> **TO BE DONE**:
Within the data that follows, how many lines carry the string "достопримечательности"? Give the number alone.

> **Records excerpted from a collection**:
--- --- ---

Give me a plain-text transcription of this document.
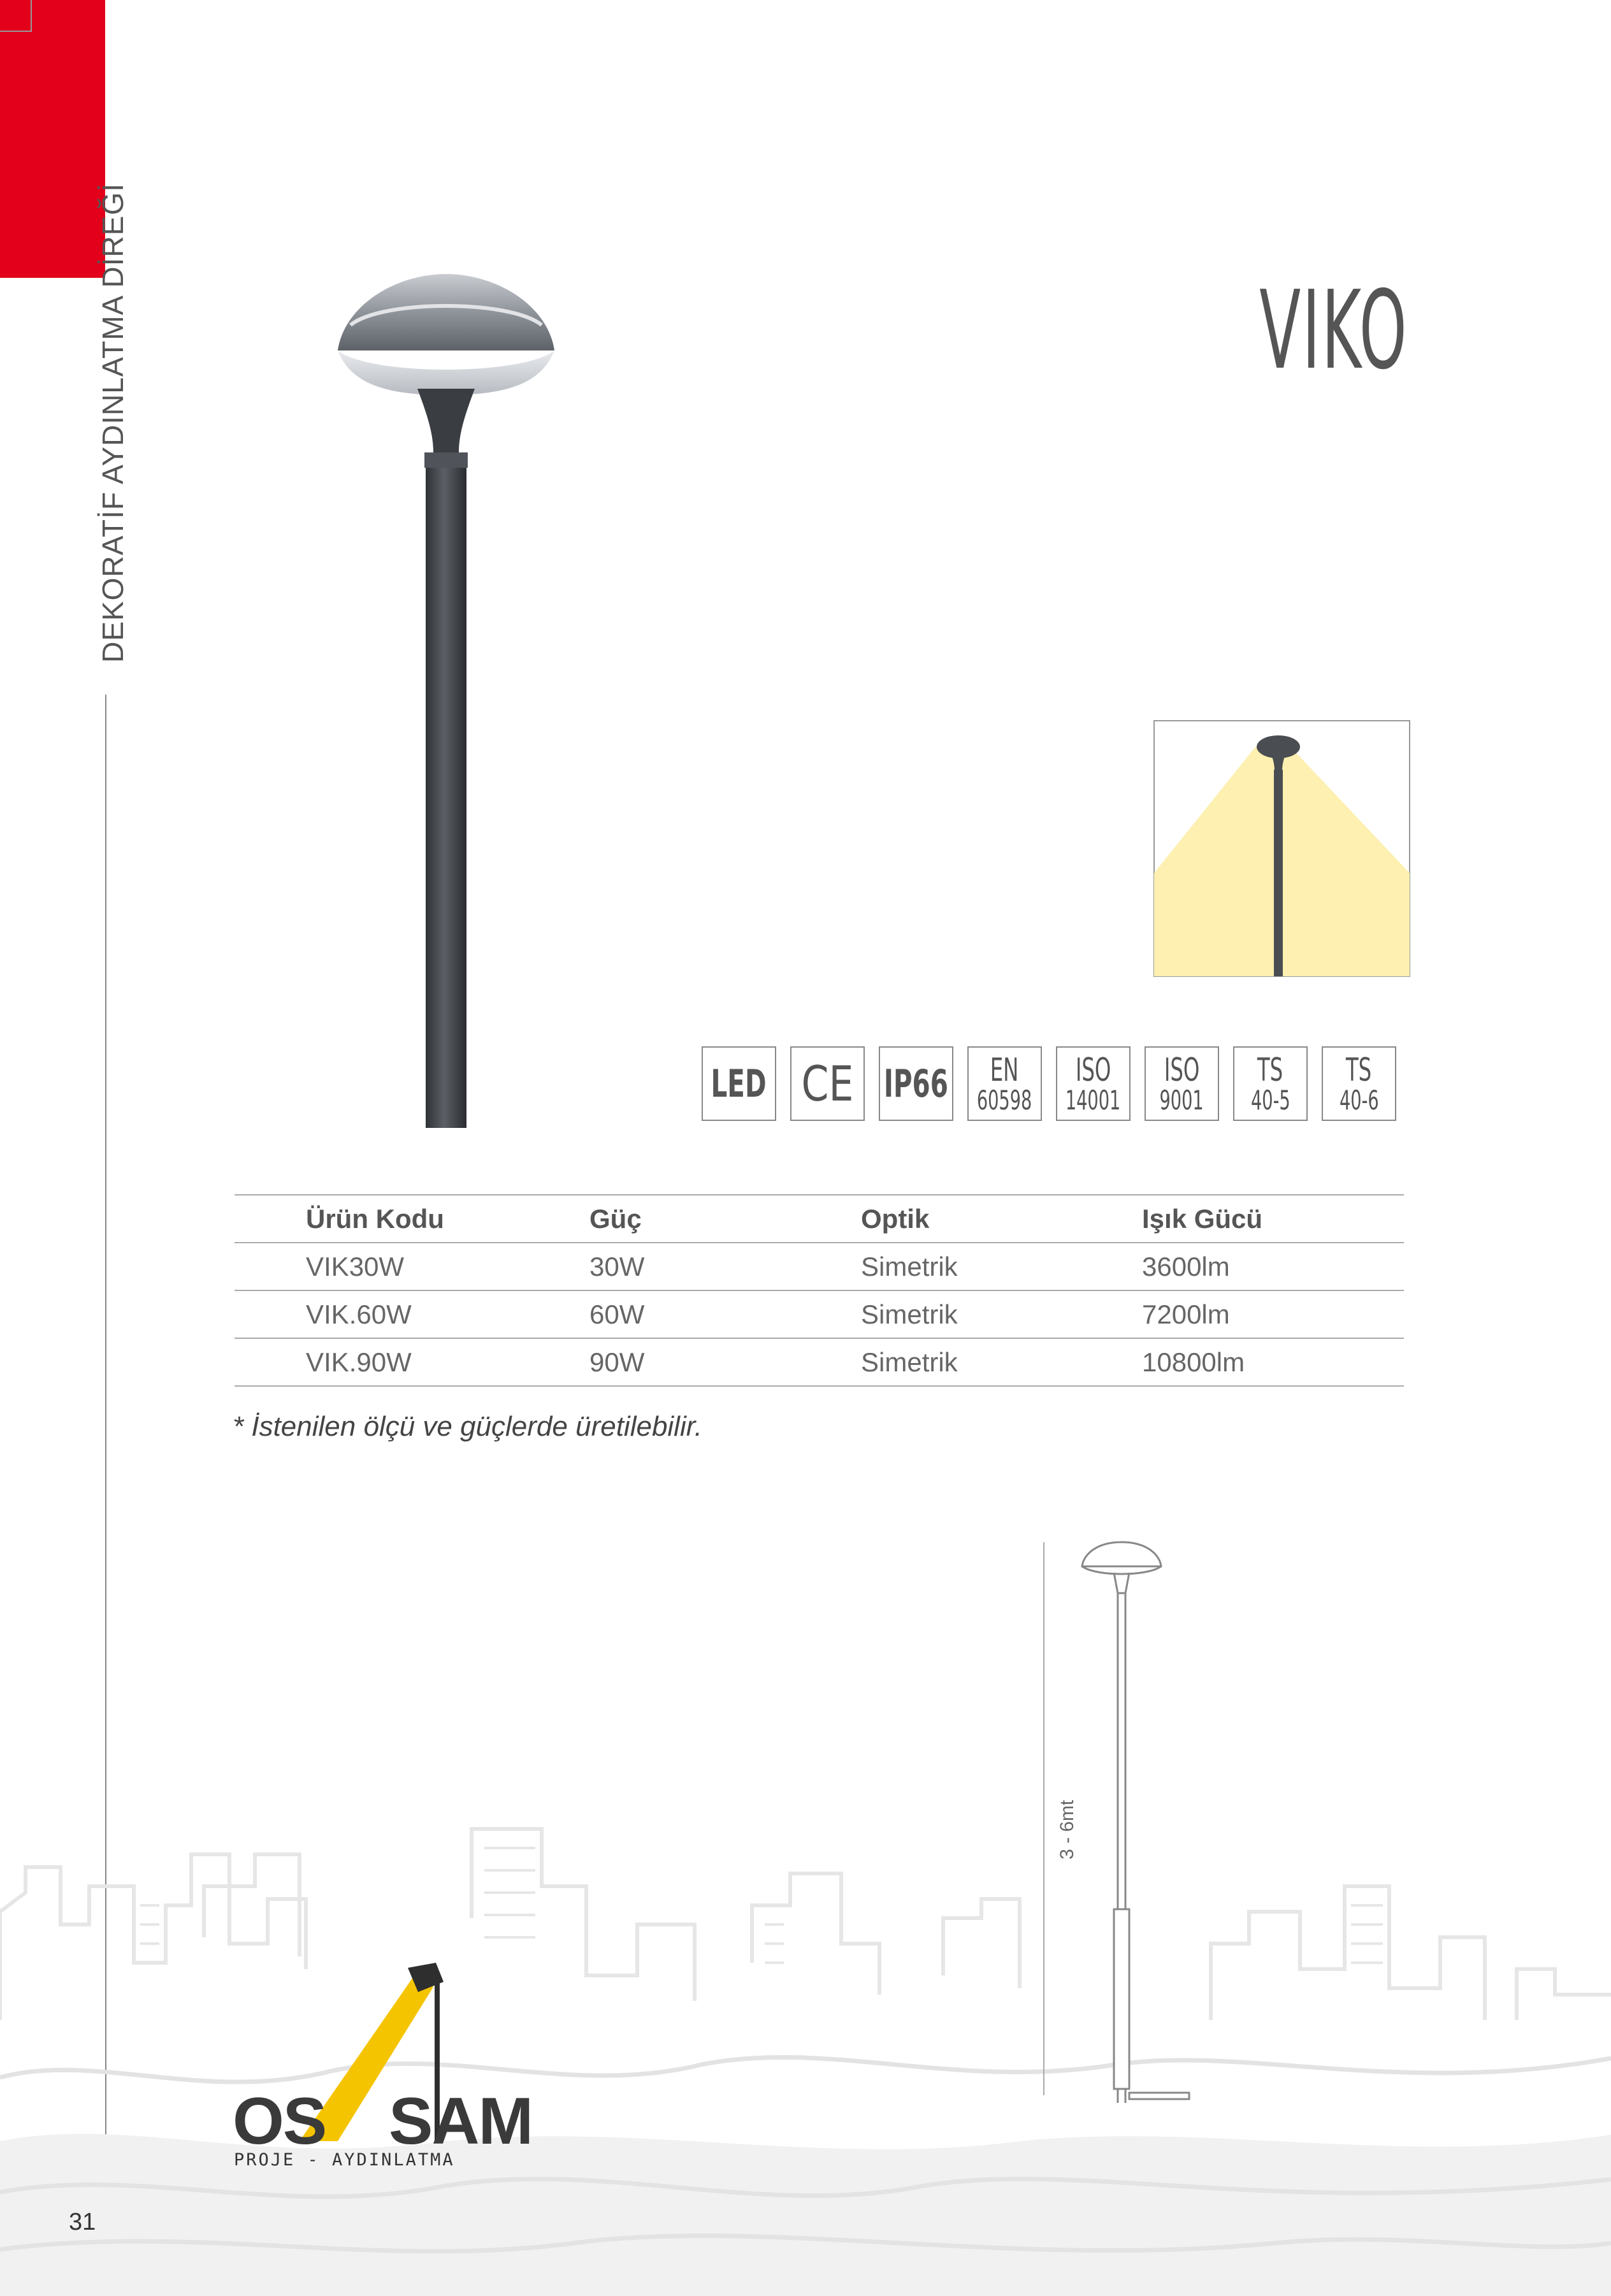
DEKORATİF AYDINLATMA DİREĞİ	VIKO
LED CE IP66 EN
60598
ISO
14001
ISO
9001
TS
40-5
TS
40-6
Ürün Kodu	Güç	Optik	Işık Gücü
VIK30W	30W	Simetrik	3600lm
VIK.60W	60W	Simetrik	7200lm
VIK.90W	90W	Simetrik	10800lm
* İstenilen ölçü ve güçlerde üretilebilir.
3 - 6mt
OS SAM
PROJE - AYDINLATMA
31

--- --- ---

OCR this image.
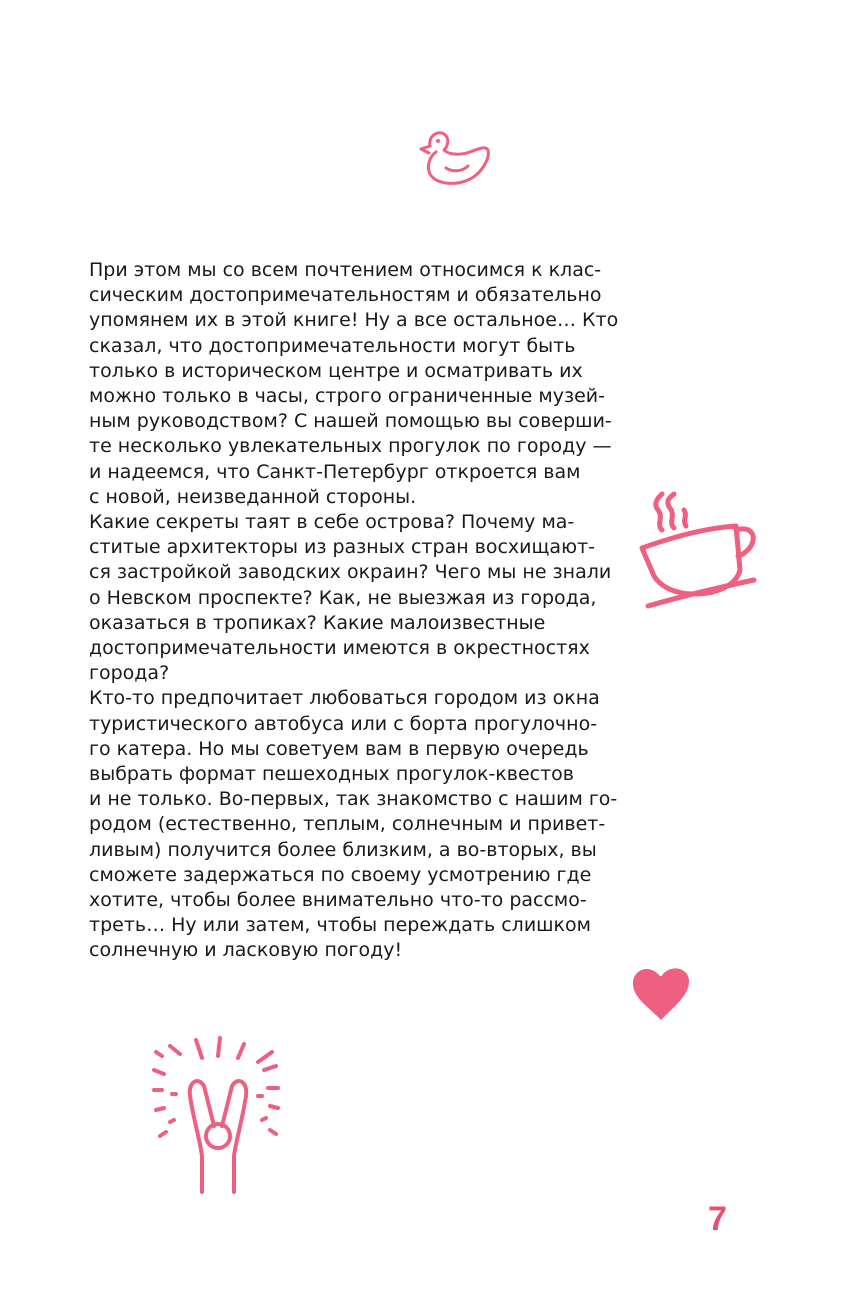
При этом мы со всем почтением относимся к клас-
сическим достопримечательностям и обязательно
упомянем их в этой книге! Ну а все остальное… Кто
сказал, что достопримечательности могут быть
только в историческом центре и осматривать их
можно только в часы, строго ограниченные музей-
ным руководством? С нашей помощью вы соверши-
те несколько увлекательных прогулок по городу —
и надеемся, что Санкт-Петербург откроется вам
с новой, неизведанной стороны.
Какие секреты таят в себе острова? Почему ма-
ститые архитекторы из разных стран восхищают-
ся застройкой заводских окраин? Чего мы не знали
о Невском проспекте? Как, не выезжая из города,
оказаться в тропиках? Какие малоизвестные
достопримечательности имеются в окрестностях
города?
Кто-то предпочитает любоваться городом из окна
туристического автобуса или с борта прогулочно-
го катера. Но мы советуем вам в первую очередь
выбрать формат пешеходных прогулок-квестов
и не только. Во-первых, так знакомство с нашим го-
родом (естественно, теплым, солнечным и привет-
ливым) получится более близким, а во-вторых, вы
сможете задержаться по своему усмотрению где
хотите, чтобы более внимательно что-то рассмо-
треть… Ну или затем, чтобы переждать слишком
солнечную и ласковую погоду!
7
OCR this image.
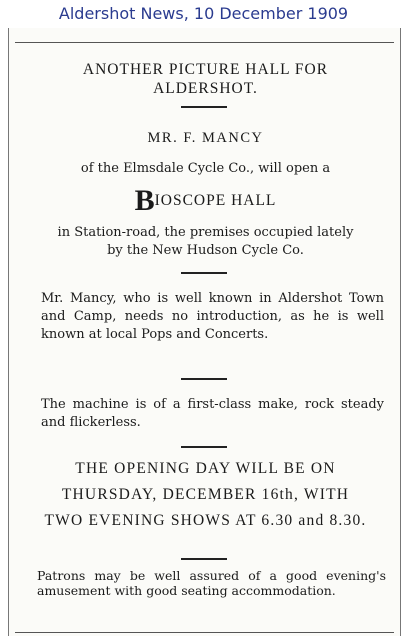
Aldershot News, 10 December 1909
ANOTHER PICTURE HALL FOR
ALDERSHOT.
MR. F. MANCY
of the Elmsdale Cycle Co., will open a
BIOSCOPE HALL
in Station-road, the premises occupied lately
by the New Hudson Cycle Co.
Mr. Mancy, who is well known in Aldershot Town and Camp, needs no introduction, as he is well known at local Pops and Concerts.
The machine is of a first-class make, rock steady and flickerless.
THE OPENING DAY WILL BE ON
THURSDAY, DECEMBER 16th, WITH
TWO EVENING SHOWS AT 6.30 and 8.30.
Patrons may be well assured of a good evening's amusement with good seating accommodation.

--- --- ---

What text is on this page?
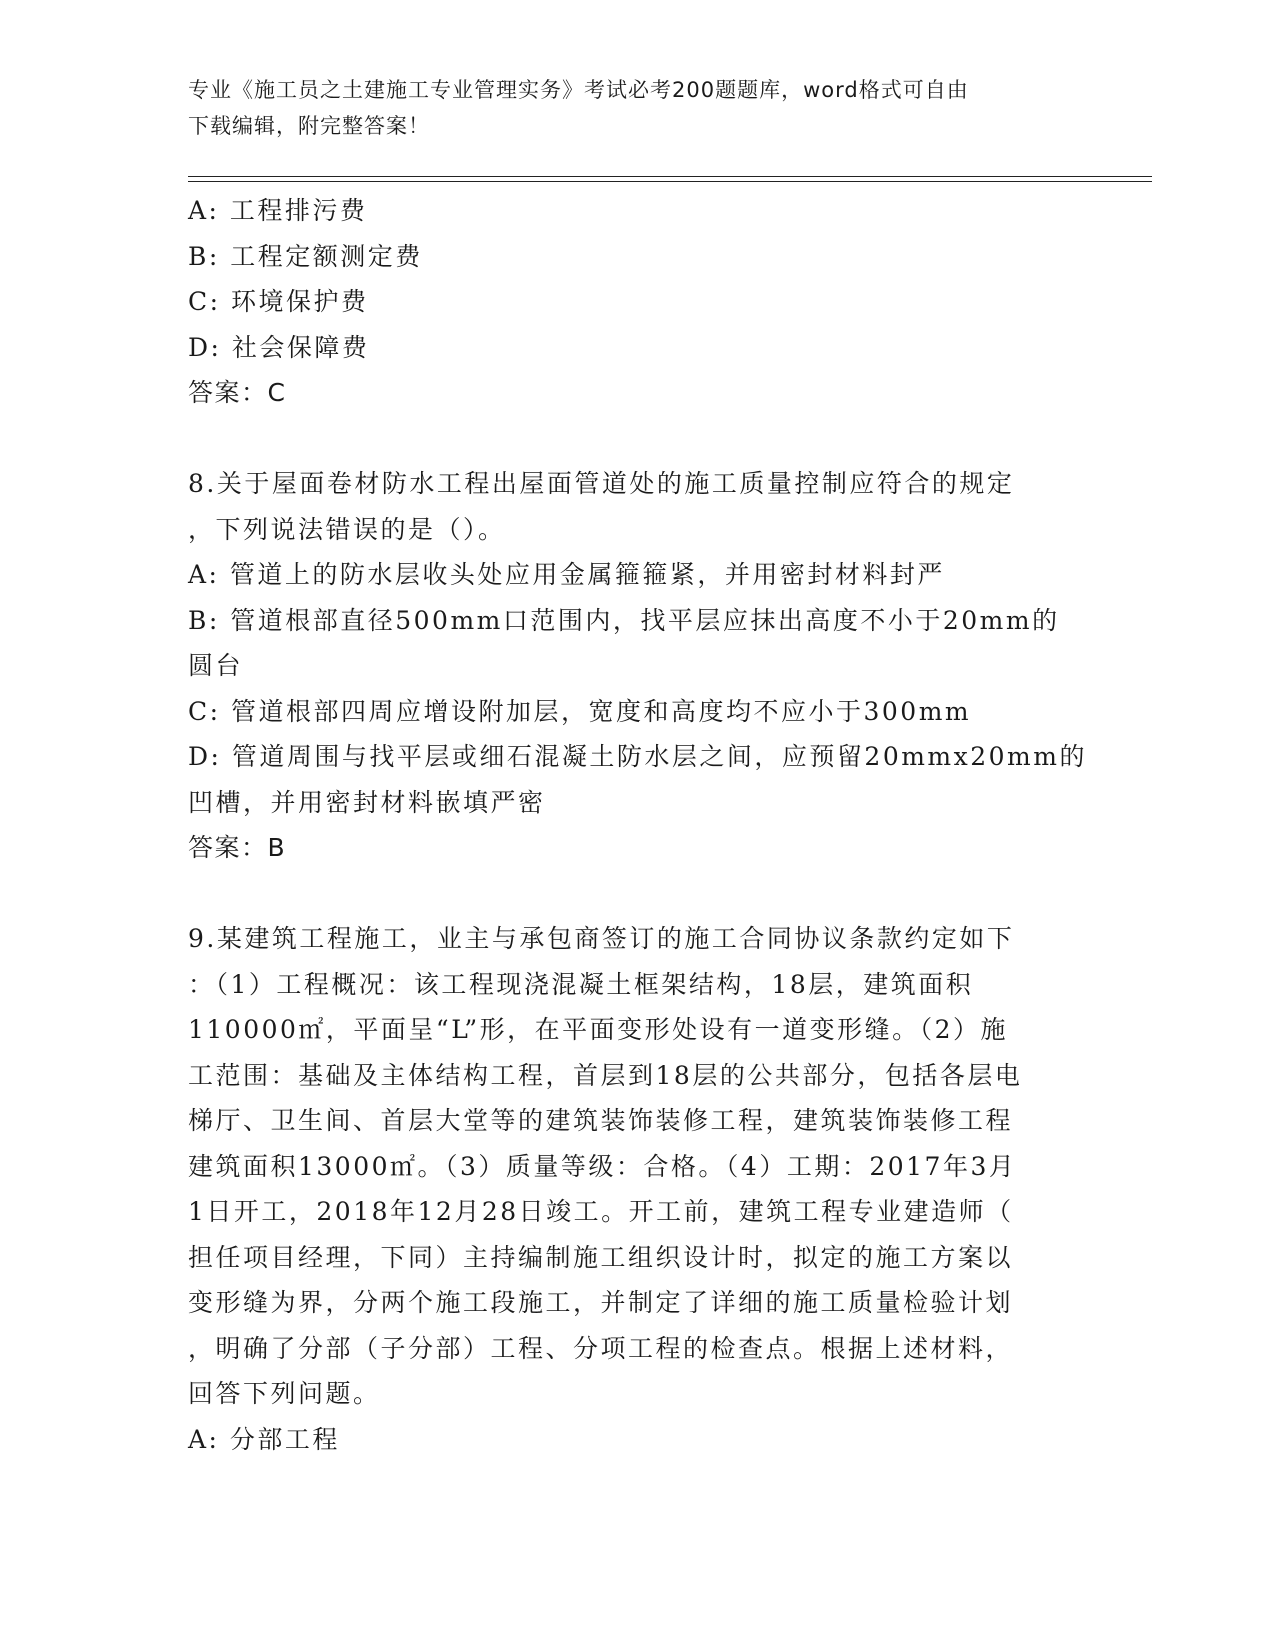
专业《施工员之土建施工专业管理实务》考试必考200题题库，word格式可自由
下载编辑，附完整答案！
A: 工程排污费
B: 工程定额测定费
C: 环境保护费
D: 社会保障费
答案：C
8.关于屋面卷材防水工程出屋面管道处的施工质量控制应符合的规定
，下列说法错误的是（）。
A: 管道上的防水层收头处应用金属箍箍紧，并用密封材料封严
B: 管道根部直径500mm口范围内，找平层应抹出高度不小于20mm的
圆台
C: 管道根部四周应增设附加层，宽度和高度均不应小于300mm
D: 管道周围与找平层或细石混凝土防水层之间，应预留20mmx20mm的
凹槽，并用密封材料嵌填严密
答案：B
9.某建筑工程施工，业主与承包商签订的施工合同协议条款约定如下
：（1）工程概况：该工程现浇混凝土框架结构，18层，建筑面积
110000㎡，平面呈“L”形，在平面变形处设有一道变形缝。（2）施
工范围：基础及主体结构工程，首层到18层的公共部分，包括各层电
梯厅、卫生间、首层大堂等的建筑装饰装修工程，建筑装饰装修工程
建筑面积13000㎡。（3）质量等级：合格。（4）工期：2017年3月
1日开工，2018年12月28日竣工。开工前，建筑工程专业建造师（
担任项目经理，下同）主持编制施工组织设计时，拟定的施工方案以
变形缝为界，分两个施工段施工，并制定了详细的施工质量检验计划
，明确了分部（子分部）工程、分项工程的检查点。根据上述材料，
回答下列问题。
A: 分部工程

--- --- ---

> **RESULT**:
2